--- Start ---

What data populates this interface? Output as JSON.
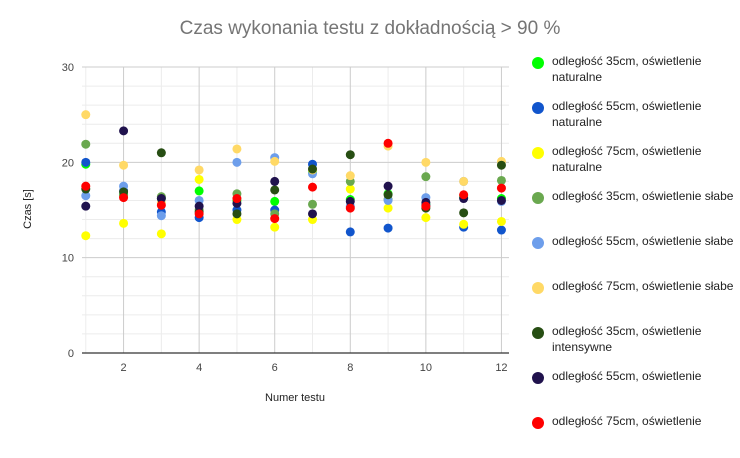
{
  "chart_data": {
    "type": "scatter",
    "title": "Czas wykonania testu z dokładnością > 90 %",
    "xlabel": "Numer testu",
    "ylabel": "Czas [s]",
    "xlim": [
      0.9,
      12.2
    ],
    "ylim": [
      0,
      30
    ],
    "xticks": [
      "2",
      "4",
      "6",
      "8",
      "10",
      "12"
    ],
    "yticks": [
      "0",
      "10",
      "20",
      "30"
    ],
    "grid": true,
    "legend_position": "right",
    "series": [
      {
        "name": "odległość 35cm, oświetlenie naturalne",
        "color": "#00ff00",
        "x": [
          1,
          2,
          3,
          4,
          5,
          6,
          7,
          8,
          9,
          10,
          11,
          12
        ],
        "y": [
          19.8,
          16.6,
          16.2,
          17.0,
          16.0,
          15.9,
          19.0,
          16.1,
          16.7,
          15.6,
          16.3,
          16.2
        ]
      },
      {
        "name": "odległość 55cm, oświetlenie naturalne",
        "color": "#1155cc",
        "x": [
          1,
          2,
          3,
          4,
          5,
          6,
          7,
          8,
          9,
          10,
          11,
          12
        ],
        "y": [
          20.0,
          17.0,
          14.8,
          14.2,
          15.0,
          15.0,
          19.8,
          12.7,
          13.1,
          15.5,
          13.2,
          12.9
        ]
      },
      {
        "name": "odległość 75cm, oświetlenie naturalne",
        "color": "#ffff00",
        "x": [
          1,
          2,
          3,
          4,
          5,
          6,
          7,
          8,
          9,
          10,
          11,
          12
        ],
        "y": [
          12.3,
          13.6,
          12.5,
          18.2,
          14.0,
          13.2,
          14.0,
          17.2,
          15.2,
          14.2,
          13.5,
          13.8
        ]
      },
      {
        "name": "odległość 35cm, oświetlenie słabe",
        "color": "#6aa84f",
        "x": [
          1,
          2,
          3,
          4,
          5,
          6,
          7,
          8,
          9,
          10,
          11,
          12
        ],
        "y": [
          21.9,
          16.5,
          16.4,
          15.0,
          16.7,
          14.6,
          15.6,
          18.0,
          16.1,
          18.5,
          16.5,
          18.1
        ]
      },
      {
        "name": "odległość 55cm, oświetlenie słabe",
        "color": "#6d9eeb",
        "x": [
          1,
          2,
          3,
          4,
          5,
          6,
          7,
          8,
          9,
          10,
          11,
          12
        ],
        "y": [
          16.5,
          17.5,
          14.4,
          16.0,
          20.0,
          20.5,
          18.8,
          15.4,
          16.0,
          16.3,
          18.0,
          15.9
        ]
      },
      {
        "name": "odległość 75cm, oświetlenie słabe",
        "color": "#ffd966",
        "x": [
          1,
          2,
          3,
          4,
          5,
          6,
          7,
          8,
          9,
          10,
          11,
          12
        ],
        "y": [
          25.0,
          19.7,
          15.8,
          19.2,
          21.4,
          20.1,
          19.2,
          18.6,
          21.7,
          20.0,
          18.0,
          20.1
        ]
      },
      {
        "name": "odległość 35cm, oświetlenie intensywne",
        "color": "#274e13",
        "x": [
          1,
          2,
          3,
          4,
          5,
          6,
          7,
          8,
          9,
          10,
          11,
          12
        ],
        "y": [
          17.2,
          16.9,
          21.0,
          14.8,
          14.6,
          17.1,
          19.3,
          20.8,
          16.6,
          15.2,
          14.7,
          19.7
        ]
      },
      {
        "name": "odległość 55cm, oświetlenie",
        "color": "#20124d",
        "x": [
          1,
          2,
          3,
          4,
          5,
          6,
          7,
          8,
          9,
          10,
          11,
          12
        ],
        "y": [
          15.4,
          23.3,
          16.2,
          15.4,
          15.7,
          18.0,
          14.6,
          15.9,
          17.5,
          15.8,
          16.2,
          16.0
        ]
      },
      {
        "name": "odległość 75cm, oświetlenie",
        "color": "#ff0000",
        "x": [
          1,
          2,
          3,
          4,
          5,
          6,
          7,
          8,
          9,
          10,
          11,
          12
        ],
        "y": [
          17.5,
          16.3,
          15.5,
          14.6,
          16.2,
          14.1,
          17.4,
          15.2,
          22.0,
          15.4,
          16.6,
          17.3
        ]
      }
    ]
  }
}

--- End ---

* **Short task**: Extract every line containing the string "color" from the material.

* **Task output**:
        "color": "#00ff00",
        "color": "#1155cc",
        "color": "#ffff00",
        "color": "#6aa84f",
        "color": "#6d9eeb",
        "color": "#ffd966",
        "color": "#274e13",
        "color": "#20124d",
        "color": "#ff0000",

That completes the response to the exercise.